Material for this task:
((

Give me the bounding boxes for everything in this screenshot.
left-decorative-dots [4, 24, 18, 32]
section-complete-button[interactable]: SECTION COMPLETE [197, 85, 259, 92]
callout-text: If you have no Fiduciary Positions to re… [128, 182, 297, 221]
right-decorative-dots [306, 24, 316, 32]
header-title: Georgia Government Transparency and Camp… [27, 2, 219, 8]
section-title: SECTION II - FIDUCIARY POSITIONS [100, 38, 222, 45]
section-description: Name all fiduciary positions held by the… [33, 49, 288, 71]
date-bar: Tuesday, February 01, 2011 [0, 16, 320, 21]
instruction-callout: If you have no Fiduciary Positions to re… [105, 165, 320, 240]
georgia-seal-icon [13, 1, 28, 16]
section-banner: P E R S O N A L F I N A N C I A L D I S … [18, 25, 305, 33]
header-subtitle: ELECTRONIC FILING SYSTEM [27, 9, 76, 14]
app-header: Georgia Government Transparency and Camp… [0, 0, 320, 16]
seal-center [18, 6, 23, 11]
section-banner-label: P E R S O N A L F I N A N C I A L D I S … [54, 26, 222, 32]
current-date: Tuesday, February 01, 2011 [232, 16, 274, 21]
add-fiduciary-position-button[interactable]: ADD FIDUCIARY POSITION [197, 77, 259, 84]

))
((

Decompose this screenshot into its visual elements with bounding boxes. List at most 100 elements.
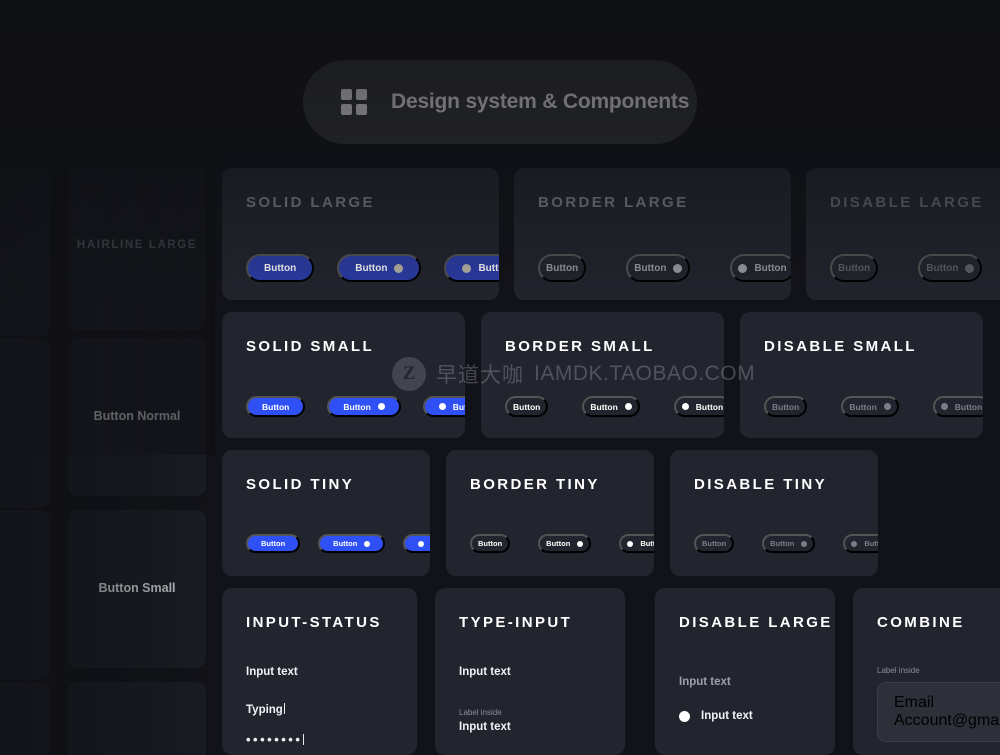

))

Task goal: In the data above, rewrite the part that opens with the line containing "Give me the" and closes with the line containing "section-description: Name all", swapping "decorative-dots" for "ornament-dots" and leaving everything else unchanged.

Reply:
Give me the bounding boxes for everything in this screenshot.
left-ornament-dots [4, 24, 18, 32]
section-complete-button[interactable]: SECTION COMPLETE [197, 85, 259, 92]
callout-text: If you have no Fiduciary Positions to re… [128, 182, 297, 221]
right-ornament-dots [306, 24, 316, 32]
header-title: Georgia Government Transparency and Camp… [27, 2, 219, 8]
section-title: SECTION II - FIDUCIARY POSITIONS [100, 38, 222, 45]
section-description: Name all fiduciary positions held by the… [33, 49, 288, 71]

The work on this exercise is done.